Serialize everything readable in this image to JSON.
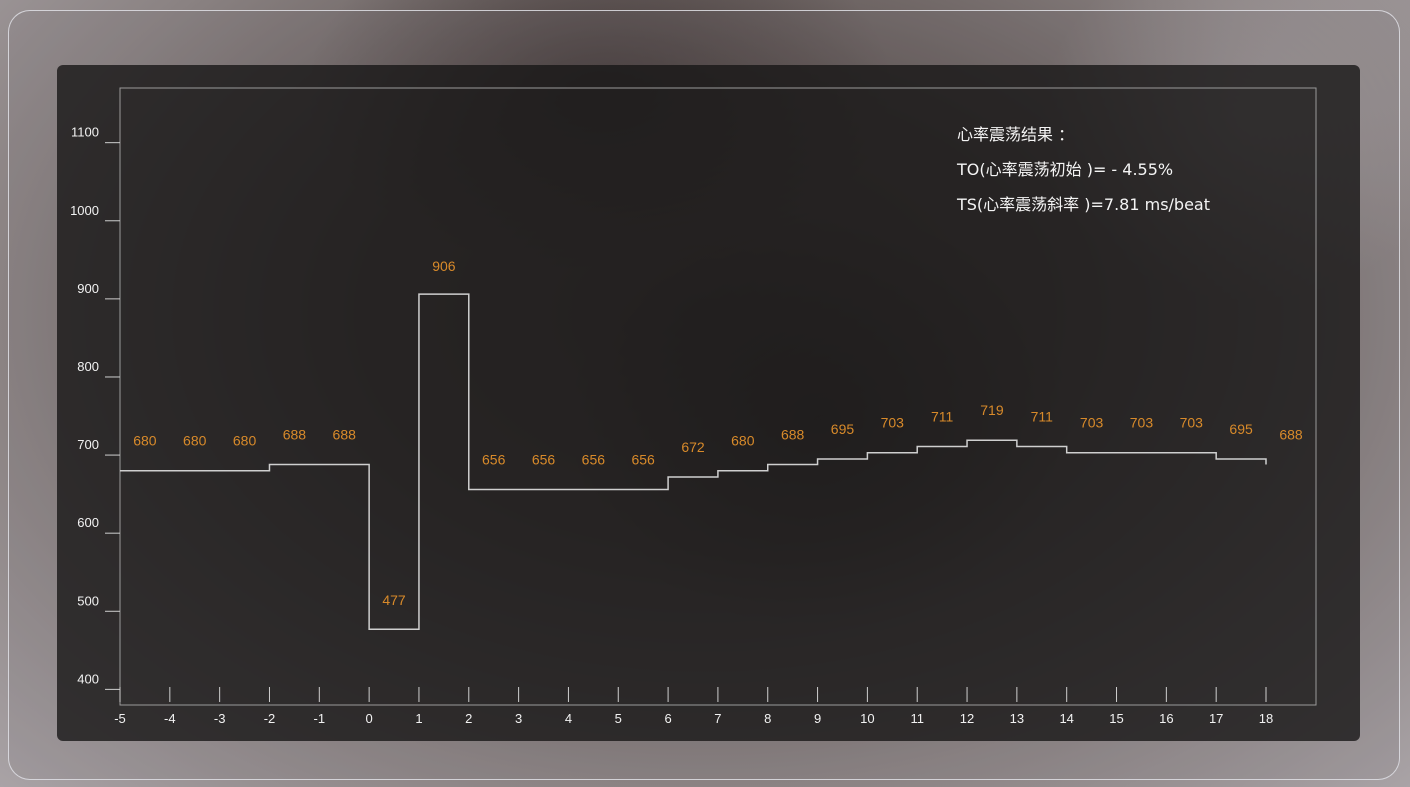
{
  "chart_data": {
    "type": "line",
    "step": true,
    "x": [
      -5,
      -4,
      -3,
      -2,
      -1,
      0,
      1,
      2,
      3,
      4,
      5,
      6,
      7,
      8,
      9,
      10,
      11,
      12,
      13,
      14,
      15,
      16,
      17,
      18
    ],
    "values": [
      680,
      680,
      680,
      688,
      688,
      477,
      906,
      656,
      656,
      656,
      656,
      672,
      680,
      688,
      695,
      703,
      711,
      719,
      711,
      703,
      703,
      703,
      695,
      688
    ],
    "x_ticks": [
      "-5",
      "-4",
      "-3",
      "-2",
      "-1",
      "0",
      "1",
      "2",
      "3",
      "4",
      "5",
      "6",
      "7",
      "8",
      "9",
      "10",
      "11",
      "12",
      "13",
      "14",
      "15",
      "16",
      "17",
      "18"
    ],
    "y_ticks": [
      "400",
      "500",
      "600",
      "700",
      "800",
      "900",
      "1000",
      "1100"
    ],
    "y_tick_values": [
      400,
      500,
      600,
      700,
      800,
      900,
      1000,
      1100
    ],
    "xlim": [
      -5,
      18
    ],
    "ylim": [
      380,
      1170
    ],
    "line_color": "#cfcfcf",
    "label_color": "#d88a2a",
    "annotation": {
      "heading": "心率震荡结果 ：",
      "to_line": "TO(心率震荡初始 )= - 4.55%",
      "ts_line": "TS(心率震荡斜率 )=7.81 ms/beat"
    }
  }
}
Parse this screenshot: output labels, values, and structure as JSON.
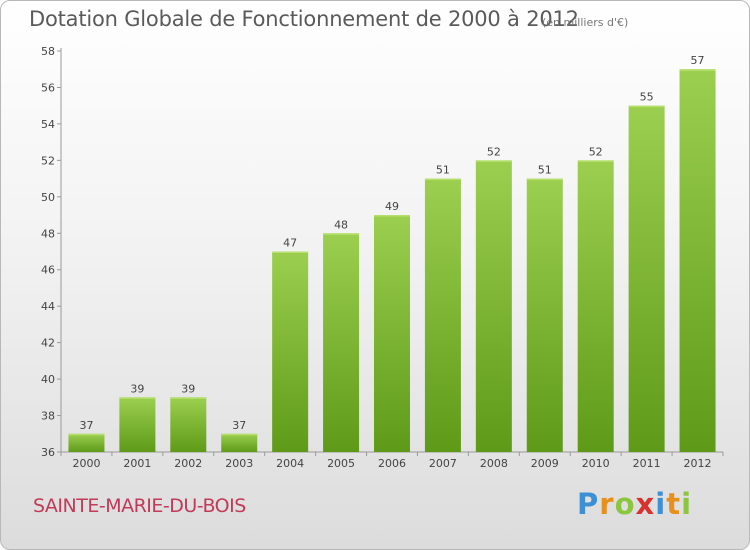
{
  "header": {
    "title": "Dotation Globale de Fonctionnement de 2000 à 2012",
    "unit_note": "(en milliers d'€)"
  },
  "footer": {
    "commune": "SAINTE-MARIE-DU-BOIS",
    "logo_letters": [
      "P",
      "r",
      "o",
      "x",
      "i",
      "t",
      "i"
    ],
    "logo_colors": [
      "#3d8fd6",
      "#e8901c",
      "#8cc63f",
      "#d8322f",
      "#3d8fd6",
      "#e8901c",
      "#8cc63f"
    ]
  },
  "colors": {
    "bar_light": "#9ccf4f",
    "bar_dark": "#5e9a18",
    "axis": "#9a9a9a",
    "text": "#444444"
  },
  "chart_data": {
    "type": "bar",
    "categories": [
      "2000",
      "2001",
      "2002",
      "2003",
      "2004",
      "2005",
      "2006",
      "2007",
      "2008",
      "2009",
      "2010",
      "2011",
      "2012"
    ],
    "values": [
      37,
      39,
      39,
      37,
      47,
      48,
      49,
      51,
      52,
      51,
      52,
      55,
      57
    ],
    "data_labels": [
      "37",
      "39",
      "39",
      "37",
      "47",
      "48",
      "49",
      "51",
      "52",
      "51",
      "52",
      "55",
      "57"
    ],
    "yticks": [
      "36",
      "38",
      "40",
      "42",
      "44",
      "46",
      "48",
      "50",
      "52",
      "54",
      "56",
      "58"
    ],
    "ylim": [
      36,
      58
    ],
    "grid": false
  }
}
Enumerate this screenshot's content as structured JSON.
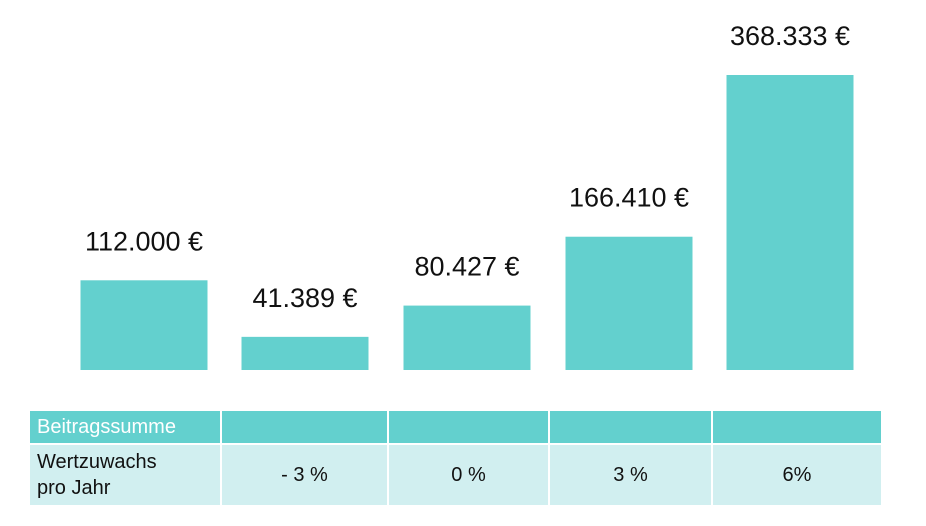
{
  "chart_data": {
    "type": "bar",
    "categories": [
      "Beitragssumme",
      "- 3 %",
      "0 %",
      "3 %",
      "6%"
    ],
    "values": [
      112000,
      41389,
      80427,
      166410,
      368333
    ],
    "value_labels": [
      "112.000 €",
      "41.389 €",
      "80.427 €",
      "166.410 €",
      "368.333 €"
    ],
    "bar_color": "#63d0ce",
    "grid": false,
    "legend": "none"
  },
  "table": {
    "header_label": "Beitragssumme",
    "row_label": "Wertzuwachs\npro Jahr",
    "rates": [
      "- 3 %",
      "0 %",
      "3 %",
      "6%"
    ]
  },
  "colors": {
    "header_bg": "#63d0ce",
    "row_bg": "#d1eff0"
  }
}
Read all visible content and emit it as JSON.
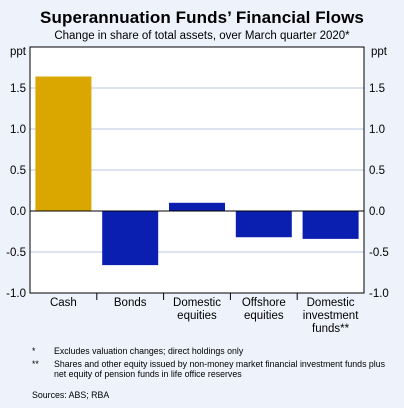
{
  "title": "Superannuation Funds’ Financial Flows",
  "subtitle": "Change in share of total assets, over March quarter 2020*",
  "y_unit": "ppt",
  "notes": [
    {
      "mark": "*",
      "text": "Excludes valuation changes; direct holdings only"
    },
    {
      "mark": "**",
      "text": "Shares and other equity issued by non-money market financial investment funds plus net equity of pension funds in life office reserves"
    }
  ],
  "sources": "Sources: ABS; RBA",
  "chart_data": {
    "type": "bar",
    "title": "Superannuation Funds’ Financial Flows",
    "subtitle": "Change in share of total assets, over March quarter 2020*",
    "ylabel": "ppt",
    "ylim": [
      -1.0,
      2.0
    ],
    "yticks": [
      -1.0,
      -0.5,
      0.0,
      0.5,
      1.0,
      1.5
    ],
    "ytick_labels": [
      "-1.0",
      "-0.5",
      "0.0",
      "0.5",
      "1.0",
      "1.5"
    ],
    "categories": [
      [
        "Cash"
      ],
      [
        "Bonds"
      ],
      [
        "Domestic",
        "equities"
      ],
      [
        "Offshore",
        "equities"
      ],
      [
        "Domestic",
        "investment",
        "funds**"
      ]
    ],
    "values": [
      1.64,
      -0.66,
      0.1,
      -0.32,
      -0.34
    ],
    "colors": [
      "#d9a700",
      "#0a1fb0",
      "#0a1fb0",
      "#0a1fb0",
      "#0a1fb0"
    ],
    "grid": true,
    "grid_color": "#b8c4df",
    "plot_background": "#ffffff"
  }
}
#####
| Work to do |
Quote every record above exactly, omitting any pictures they contain.

| The response |
Serialize everything readable in this image to JSON.
{
  "chart_data": {
    "type": "line",
    "step": true,
    "x": [
      -5,
      -4,
      -3,
      -2,
      -1,
      0,
      1,
      2,
      3,
      4,
      5,
      6,
      7,
      8,
      9,
      10,
      11,
      12,
      13,
      14,
      15,
      16,
      17,
      18
    ],
    "values": [
      680,
      680,
      680,
      688,
      688,
      477,
      906,
      656,
      656,
      656,
      656,
      672,
      680,
      688,
      695,
      703,
      711,
      719,
      711,
      703,
      703,
      703,
      695,
      688
    ],
    "x_ticks": [
      "-5",
      "-4",
      "-3",
      "-2",
      "-1",
      "0",
      "1",
      "2",
      "3",
      "4",
      "5",
      "6",
      "7",
      "8",
      "9",
      "10",
      "11",
      "12",
      "13",
      "14",
      "15",
      "16",
      "17",
      "18"
    ],
    "y_ticks": [
      "400",
      "500",
      "600",
      "700",
      "800",
      "900",
      "1000",
      "1100"
    ],
    "y_tick_values": [
      400,
      500,
      600,
      700,
      800,
      900,
      1000,
      1100
    ],
    "xlim": [
      -5,
      18
    ],
    "ylim": [
      380,
      1170
    ],
    "line_color": "#cfcfcf",
    "label_color": "#d88a2a",
    "annotation": {
      "heading": "心率震荡结果 ：",
      "to_line": "TO(心率震荡初始 )= - 4.55%",
      "ts_line": "TS(心率震荡斜率 )=7.81 ms/beat"
    }
  }
}
Parse this screenshot: output labels, values, and structure as JSON.
{
  "header": {
    "title": "Dotation Globale de Fonctionnement de 2000 à 2012",
    "unit_note": "(en milliers d'€)"
  },
  "footer": {
    "commune": "SAINTE-MARIE-DU-BOIS",
    "logo_letters": [
      "P",
      "r",
      "o",
      "x",
      "i",
      "t",
      "i"
    ],
    "logo_colors": [
      "#3d8fd6",
      "#e8901c",
      "#8cc63f",
      "#d8322f",
      "#3d8fd6",
      "#e8901c",
      "#8cc63f"
    ]
  },
  "colors": {
    "bar_light": "#9ccf4f",
    "bar_dark": "#5e9a18",
    "axis": "#9a9a9a",
    "text": "#444444"
  },
  "chart_data": {
    "type": "bar",
    "categories": [
      "2000",
      "2001",
      "2002",
      "2003",
      "2004",
      "2005",
      "2006",
      "2007",
      "2008",
      "2009",
      "2010",
      "2011",
      "2012"
    ],
    "values": [
      37,
      39,
      39,
      37,
      47,
      48,
      49,
      51,
      52,
      51,
      52,
      55,
      57
    ],
    "data_labels": [
      "37",
      "39",
      "39",
      "37",
      "47",
      "48",
      "49",
      "51",
      "52",
      "51",
      "52",
      "55",
      "57"
    ],
    "yticks": [
      "36",
      "38",
      "40",
      "42",
      "44",
      "46",
      "48",
      "50",
      "52",
      "54",
      "56",
      "58"
    ],
    "ylim": [
      36,
      58
    ],
    "grid": false
  }
}
Enumerate this screenshot's content as structured JSON.
{
  "chart_data": {
    "type": "bar",
    "categories": [
      "Beitragssumme",
      "- 3 %",
      "0 %",
      "3 %",
      "6%"
    ],
    "values": [
      112000,
      41389,
      80427,
      166410,
      368333
    ],
    "value_labels": [
      "112.000 €",
      "41.389 €",
      "80.427 €",
      "166.410 €",
      "368.333 €"
    ],
    "bar_color": "#63d0ce",
    "grid": false,
    "legend": "none"
  },
  "table": {
    "header_label": "Beitragssumme",
    "row_label": "Wertzuwachs\npro Jahr",
    "rates": [
      "- 3 %",
      "0 %",
      "3 %",
      "6%"
    ]
  },
  "colors": {
    "header_bg": "#63d0ce",
    "row_bg": "#d1eff0"
  }
}
Read all visible content and emit it as JSON.
{
  "title": "Superannuation Funds’ Financial Flows",
  "subtitle": "Change in share of total assets, over March quarter 2020*",
  "y_unit": "ppt",
  "notes": [
    {
      "mark": "*",
      "text": "Excludes valuation changes; direct holdings only"
    },
    {
      "mark": "**",
      "text": "Shares and other equity issued by non-money market financial investment funds plus net equity of pension funds in life office reserves"
    }
  ],
  "sources": "Sources: ABS; RBA",
  "chart_data": {
    "type": "bar",
    "title": "Superannuation Funds’ Financial Flows",
    "subtitle": "Change in share of total assets, over March quarter 2020*",
    "ylabel": "ppt",
    "ylim": [
      -1.0,
      2.0
    ],
    "yticks": [
      -1.0,
      -0.5,
      0.0,
      0.5,
      1.0,
      1.5
    ],
    "ytick_labels": [
      "-1.0",
      "-0.5",
      "0.0",
      "0.5",
      "1.0",
      "1.5"
    ],
    "categories": [
      [
        "Cash"
      ],
      [
        "Bonds"
      ],
      [
        "Domestic",
        "equities"
      ],
      [
        "Offshore",
        "equities"
      ],
      [
        "Domestic",
        "investment",
        "funds**"
      ]
    ],
    "values": [
      1.64,
      -0.66,
      0.1,
      -0.32,
      -0.34
    ],
    "colors": [
      "#d9a700",
      "#0a1fb0",
      "#0a1fb0",
      "#0a1fb0",
      "#0a1fb0"
    ],
    "grid": true,
    "grid_color": "#b8c4df",
    "plot_background": "#ffffff"
  }
}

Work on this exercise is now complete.